→ **Set problem**
Write out the data again exactly, skipping every picture.

→ **Lines of data**
○ ○ ○
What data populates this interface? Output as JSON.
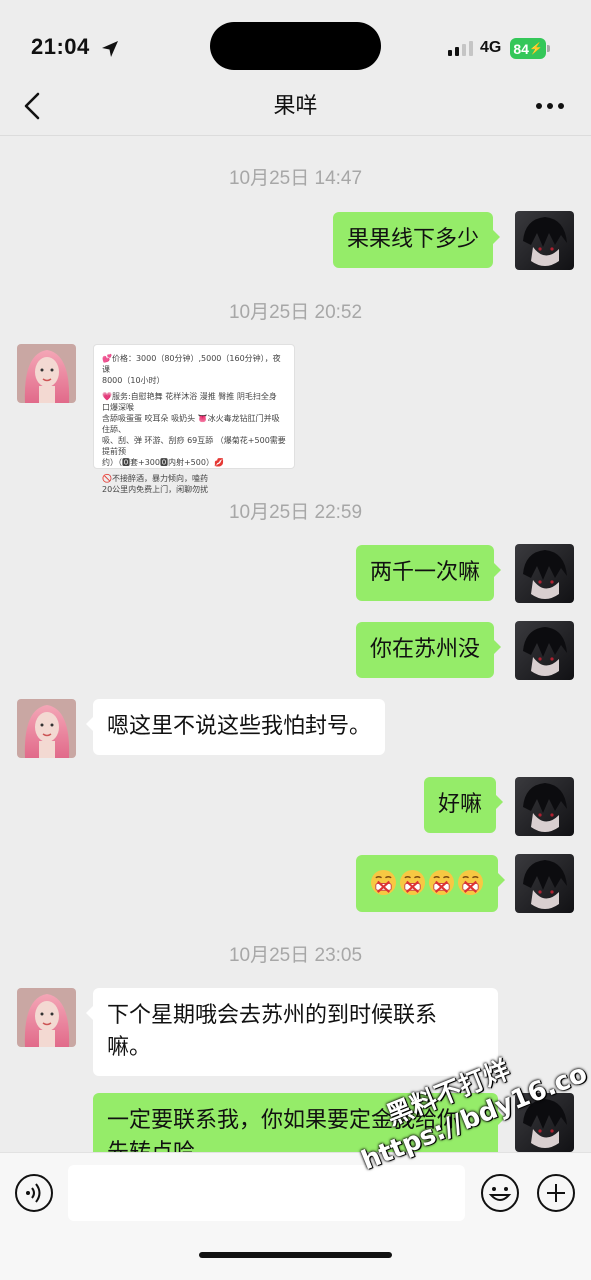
{
  "status_bar": {
    "time": "21:04",
    "network": "4G",
    "battery": "84"
  },
  "header": {
    "title": "果咩"
  },
  "messages": {
    "ts1": "10月25日 14:47",
    "m1": "果果线下多少",
    "ts2": "10月25日 20:52",
    "image_lines": [
      "💕价格：3000（80分钟）,5000（160分钟），夜课",
      "8000（10小时）",
      "",
      "💗服务:自慰艳舞 花样沐浴 漫推 臀推 阴毛扫全身 口爆深喉",
      "含舔吸蛋蛋 咬耳朵 吸奶头 👅冰火毒龙钻肛门并吸住舔、",
      "吸、刮、弹 环游、刮痧 69互舔 （爆菊花+500需要提前预",
      "约）（🅾套+300🅾内射+500）💋",
      "",
      "🚫不接醉酒，暴力倾向，嗑药",
      "20公里内免费上门，闲聊勿扰"
    ],
    "ts3": "10月25日 22:59",
    "m3": "两千一次嘛",
    "m4": "你在苏州没",
    "m5": "嗯这里不说这些我怕封号。",
    "m6": "好嘛",
    "ts4": "10月25日 23:05",
    "m8_line1": "下个星期哦会去苏州的到时候联系",
    "m8_line2": "嘛。",
    "m9_line1": "一定要联系我，你如果要定金我给你",
    "m9_line2": "先转点哈"
  },
  "input": {
    "placeholder": ""
  },
  "watermark": {
    "line1": "黑料不打烊",
    "line2": "https://bdy16.co"
  },
  "colors": {
    "outgoing_bubble": "#95ec69",
    "incoming_bubble": "#ffffff",
    "background": "#ededed",
    "battery": "#34c759"
  },
  "icons": [
    "location-arrow-icon",
    "back-chevron-icon",
    "more-dots-icon",
    "voice-icon",
    "emoji-icon",
    "plus-icon",
    "grimace-emoji-icon"
  ]
}
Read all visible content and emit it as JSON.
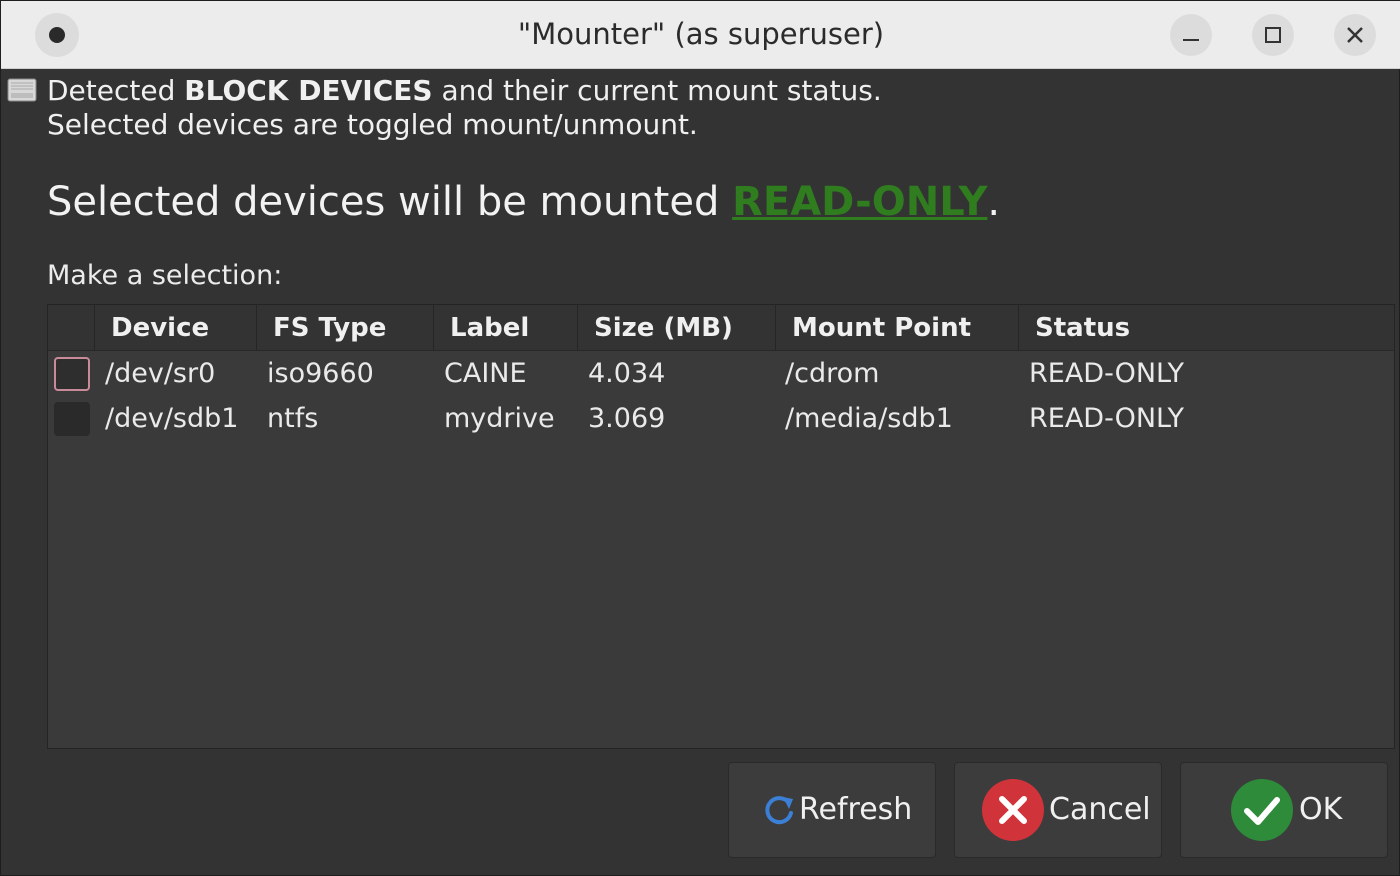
{
  "window": {
    "title": "\"Mounter\" (as superuser)",
    "icons": {
      "app": "circle-dot-icon",
      "minimize": "minimize-icon",
      "maximize": "maximize-icon",
      "close": "close-icon"
    }
  },
  "intro": {
    "line1_prefix": "Detected ",
    "line1_bold": "BLOCK DEVICES",
    "line1_suffix": " and their current mount status.",
    "line2": "Selected devices are toggled mount/unmount.",
    "icon": "drive-icon"
  },
  "headline": {
    "prefix": "Selected devices will be mounted ",
    "mode": "READ-ONLY",
    "suffix": ".",
    "mode_color": "#2f7d1e"
  },
  "selection_label": "Make a selection:",
  "table": {
    "columns": [
      "Device",
      "FS Type",
      "Label",
      "Size (MB)",
      "Mount Point",
      "Status"
    ],
    "rows": [
      {
        "checked": false,
        "device": "/dev/sr0",
        "fs_type": "iso9660",
        "label": "CAINE",
        "size": "4.034",
        "mount_point": "/cdrom",
        "status": "READ-ONLY"
      },
      {
        "checked": false,
        "device": "/dev/sdb1",
        "fs_type": "ntfs",
        "label": "mydrive",
        "size": "3.069",
        "mount_point": "/media/sdb1",
        "status": "READ-ONLY"
      }
    ]
  },
  "buttons": {
    "refresh": {
      "label": "Refresh",
      "icon": "refresh-icon",
      "color": "#3b7fd6"
    },
    "cancel": {
      "label": "Cancel",
      "icon": "cancel-x-icon",
      "color": "#d0343a"
    },
    "ok": {
      "label": "OK",
      "icon": "checkmark-icon",
      "color": "#2e8b3a"
    }
  }
}
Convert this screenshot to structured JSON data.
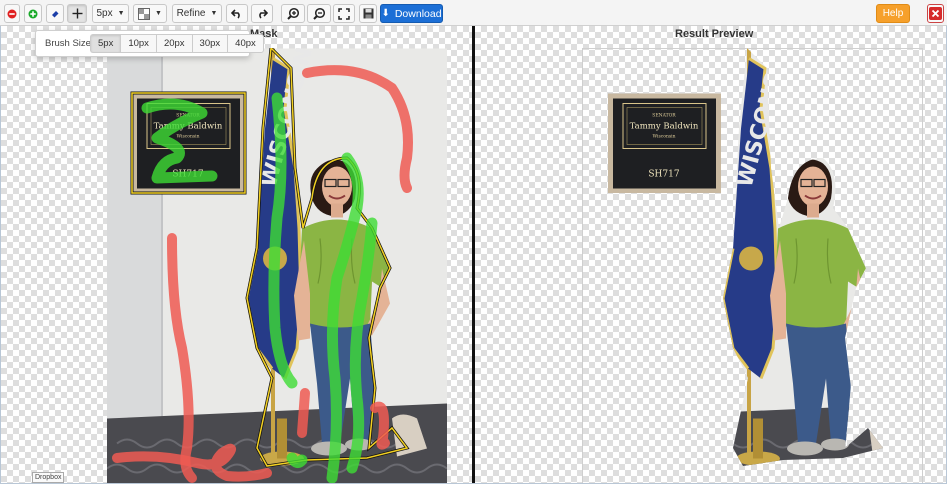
{
  "toolbar": {
    "brush_size": "5px",
    "refine_label": "Refine",
    "download_label": "Download",
    "help_label": "Help"
  },
  "brush_popover": {
    "label": "Brush Size:",
    "options": [
      "5px",
      "10px",
      "20px",
      "30px",
      "40px"
    ],
    "selected": "5px"
  },
  "panes": {
    "left_title": "Mask",
    "right_title": "Result Preview"
  },
  "photo": {
    "placard_line1": "SENATOR",
    "placard_name": "Tammy Baldwin",
    "placard_state": "Wisconsin",
    "placard_room": "SH717"
  },
  "footer": {
    "dropbox_label": "Dropbox"
  },
  "colors": {
    "foreground_marker": "#3ddc34",
    "background_marker": "#ee5a52",
    "download": "#1c6fd6",
    "help": "#f6a02b"
  }
}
○ ○ ○
→ **Written solution**
What data populates this interface? Output as JSON.
{
  "status_bar": {
    "time": "21:04",
    "network": "4G",
    "battery": "84"
  },
  "header": {
    "title": "果咩"
  },
  "messages": {
    "ts1": "10月25日 14:47",
    "m1": "果果线下多少",
    "ts2": "10月25日 20:52",
    "image_lines": [
      "💕价格：3000（80分钟）,5000（160分钟），夜课",
      "8000（10小时）",
      "",
      "💗服务:自慰艳舞 花样沐浴 漫推 臀推 阴毛扫全身 口爆深喉",
      "含舔吸蛋蛋 咬耳朵 吸奶头 👅冰火毒龙钻肛门并吸住舔、",
      "吸、刮、弹 环游、刮痧 69互舔 （爆菊花+500需要提前预",
      "约）（🅾套+300🅾内射+500）💋",
      "",
      "🚫不接醉酒，暴力倾向，嗑药",
      "20公里内免费上门，闲聊勿扰"
    ],
    "ts3": "10月25日 22:59",
    "m3": "两千一次嘛",
    "m4": "你在苏州没",
    "m5": "嗯这里不说这些我怕封号。",
    "m6": "好嘛",
    "ts4": "10月25日 23:05",
    "m8_line1": "下个星期哦会去苏州的到时候联系",
    "m8_line2": "嘛。",
    "m9_line1": "一定要联系我，你如果要定金我给你",
    "m9_line2": "先转点哈"
  },
  "input": {
    "placeholder": ""
  },
  "watermark": {
    "line1": "黑料不打烊",
    "line2": "https://bdy16.co"
  },
  "colors": {
    "outgoing_bubble": "#95ec69",
    "incoming_bubble": "#ffffff",
    "background": "#ededed",
    "battery": "#34c759"
  },
  "icons": [
    "location-arrow-icon",
    "back-chevron-icon",
    "more-dots-icon",
    "voice-icon",
    "emoji-icon",
    "plus-icon",
    "grimace-emoji-icon"
  ]
}
Read all visible content and emit it as JSON.
{
  "window": {
    "title": "\"Mounter\" (as superuser)",
    "icons": {
      "app": "circle-dot-icon",
      "minimize": "minimize-icon",
      "maximize": "maximize-icon",
      "close": "close-icon"
    }
  },
  "intro": {
    "line1_prefix": "Detected ",
    "line1_bold": "BLOCK DEVICES",
    "line1_suffix": " and their current mount status.",
    "line2": "Selected devices are toggled mount/unmount.",
    "icon": "drive-icon"
  },
  "headline": {
    "prefix": "Selected devices will be mounted ",
    "mode": "READ-ONLY",
    "suffix": ".",
    "mode_color": "#2f7d1e"
  },
  "selection_label": "Make a selection:",
  "table": {
    "columns": [
      "Device",
      "FS Type",
      "Label",
      "Size (MB)",
      "Mount Point",
      "Status"
    ],
    "rows": [
      {
        "checked": false,
        "device": "/dev/sr0",
        "fs_type": "iso9660",
        "label": "CAINE",
        "size": "4.034",
        "mount_point": "/cdrom",
        "status": "READ-ONLY"
      },
      {
        "checked": false,
        "device": "/dev/sdb1",
        "fs_type": "ntfs",
        "label": "mydrive",
        "size": "3.069",
        "mount_point": "/media/sdb1",
        "status": "READ-ONLY"
      }
    ]
  },
  "buttons": {
    "refresh": {
      "label": "Refresh",
      "icon": "refresh-icon",
      "color": "#3b7fd6"
    },
    "cancel": {
      "label": "Cancel",
      "icon": "cancel-x-icon",
      "color": "#d0343a"
    },
    "ok": {
      "label": "OK",
      "icon": "checkmark-icon",
      "color": "#2e8b3a"
    }
  }
}
Convert this screenshot to structured JSON data.
{
  "toolbar": {
    "brush_size": "5px",
    "refine_label": "Refine",
    "download_label": "Download",
    "help_label": "Help"
  },
  "brush_popover": {
    "label": "Brush Size:",
    "options": [
      "5px",
      "10px",
      "20px",
      "30px",
      "40px"
    ],
    "selected": "5px"
  },
  "panes": {
    "left_title": "Mask",
    "right_title": "Result Preview"
  },
  "photo": {
    "placard_line1": "SENATOR",
    "placard_name": "Tammy Baldwin",
    "placard_state": "Wisconsin",
    "placard_room": "SH717"
  },
  "footer": {
    "dropbox_label": "Dropbox"
  },
  "colors": {
    "foreground_marker": "#3ddc34",
    "background_marker": "#ee5a52",
    "download": "#1c6fd6",
    "help": "#f6a02b"
  }
}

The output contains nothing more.